→ WHAT THE TASK REQUIRES
Would you pull out every line of the material that contains the string "CLASIFICATORIA"?

— start —

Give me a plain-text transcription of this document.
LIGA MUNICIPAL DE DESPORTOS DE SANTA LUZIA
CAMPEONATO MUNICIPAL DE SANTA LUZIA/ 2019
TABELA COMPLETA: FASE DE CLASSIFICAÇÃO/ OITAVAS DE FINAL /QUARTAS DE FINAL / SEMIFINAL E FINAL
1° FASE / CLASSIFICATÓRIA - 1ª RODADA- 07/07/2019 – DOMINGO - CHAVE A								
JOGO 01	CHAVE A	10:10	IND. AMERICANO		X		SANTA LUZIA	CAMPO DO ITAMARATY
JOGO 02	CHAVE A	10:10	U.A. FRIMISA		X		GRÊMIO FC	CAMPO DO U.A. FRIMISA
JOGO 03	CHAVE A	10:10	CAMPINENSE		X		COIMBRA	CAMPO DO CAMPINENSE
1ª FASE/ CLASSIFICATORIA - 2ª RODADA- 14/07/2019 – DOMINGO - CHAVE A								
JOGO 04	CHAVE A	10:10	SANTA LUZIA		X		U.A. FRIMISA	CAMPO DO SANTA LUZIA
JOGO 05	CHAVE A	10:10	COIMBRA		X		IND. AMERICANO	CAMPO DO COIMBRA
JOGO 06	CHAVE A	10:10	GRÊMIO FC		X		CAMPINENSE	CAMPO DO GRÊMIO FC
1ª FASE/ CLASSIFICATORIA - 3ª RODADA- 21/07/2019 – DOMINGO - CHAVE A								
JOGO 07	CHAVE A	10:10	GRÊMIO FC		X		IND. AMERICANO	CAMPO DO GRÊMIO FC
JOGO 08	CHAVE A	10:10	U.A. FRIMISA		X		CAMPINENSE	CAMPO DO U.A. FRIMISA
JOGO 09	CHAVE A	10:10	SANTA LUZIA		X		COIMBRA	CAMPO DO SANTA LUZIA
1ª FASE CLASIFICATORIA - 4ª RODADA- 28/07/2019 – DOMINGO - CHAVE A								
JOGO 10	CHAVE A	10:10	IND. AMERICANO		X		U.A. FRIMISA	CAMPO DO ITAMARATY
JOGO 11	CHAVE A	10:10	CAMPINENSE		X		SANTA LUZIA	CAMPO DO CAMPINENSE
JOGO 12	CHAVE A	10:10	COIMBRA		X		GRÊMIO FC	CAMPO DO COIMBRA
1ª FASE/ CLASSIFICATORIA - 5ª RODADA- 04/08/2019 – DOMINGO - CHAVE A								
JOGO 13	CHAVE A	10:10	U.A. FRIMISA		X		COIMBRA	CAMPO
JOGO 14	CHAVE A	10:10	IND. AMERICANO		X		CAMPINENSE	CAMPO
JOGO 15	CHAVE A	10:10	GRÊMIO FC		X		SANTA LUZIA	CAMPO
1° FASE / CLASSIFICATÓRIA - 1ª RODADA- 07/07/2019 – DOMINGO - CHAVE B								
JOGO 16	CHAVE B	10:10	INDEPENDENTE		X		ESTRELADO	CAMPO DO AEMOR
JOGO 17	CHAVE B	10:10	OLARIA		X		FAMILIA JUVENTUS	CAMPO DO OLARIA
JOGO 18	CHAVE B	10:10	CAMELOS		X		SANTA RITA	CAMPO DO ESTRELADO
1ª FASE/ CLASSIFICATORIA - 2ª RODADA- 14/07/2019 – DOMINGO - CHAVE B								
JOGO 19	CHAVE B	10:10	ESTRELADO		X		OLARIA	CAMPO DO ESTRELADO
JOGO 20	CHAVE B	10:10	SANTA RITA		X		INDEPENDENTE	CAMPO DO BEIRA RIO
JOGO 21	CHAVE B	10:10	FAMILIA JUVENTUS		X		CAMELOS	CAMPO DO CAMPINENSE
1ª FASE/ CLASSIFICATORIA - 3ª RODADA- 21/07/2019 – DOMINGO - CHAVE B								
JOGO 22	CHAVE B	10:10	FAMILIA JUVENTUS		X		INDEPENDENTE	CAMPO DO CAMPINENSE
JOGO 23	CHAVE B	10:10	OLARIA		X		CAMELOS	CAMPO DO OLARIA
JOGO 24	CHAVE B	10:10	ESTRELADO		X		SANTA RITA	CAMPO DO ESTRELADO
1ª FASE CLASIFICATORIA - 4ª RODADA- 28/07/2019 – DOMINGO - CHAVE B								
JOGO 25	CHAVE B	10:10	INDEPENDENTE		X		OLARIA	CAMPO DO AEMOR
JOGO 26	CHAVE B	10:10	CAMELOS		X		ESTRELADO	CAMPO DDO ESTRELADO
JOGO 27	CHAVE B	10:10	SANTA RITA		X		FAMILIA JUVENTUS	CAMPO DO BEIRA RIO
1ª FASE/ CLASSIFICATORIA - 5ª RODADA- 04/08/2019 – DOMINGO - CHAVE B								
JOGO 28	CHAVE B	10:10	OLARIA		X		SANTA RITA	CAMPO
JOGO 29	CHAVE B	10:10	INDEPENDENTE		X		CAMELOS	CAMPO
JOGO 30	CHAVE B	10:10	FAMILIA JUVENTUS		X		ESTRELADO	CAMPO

— end —

→ RESPONSE TO THIS EXERCISE
1ª FASE CLASIFICATORIA - 4ª RODADA- 28/07/2019 – DOMINGO - CHAVE A								
1ª FASE CLASIFICATORIA - 4ª RODADA- 28/07/2019 – DOMINGO - CHAVE B								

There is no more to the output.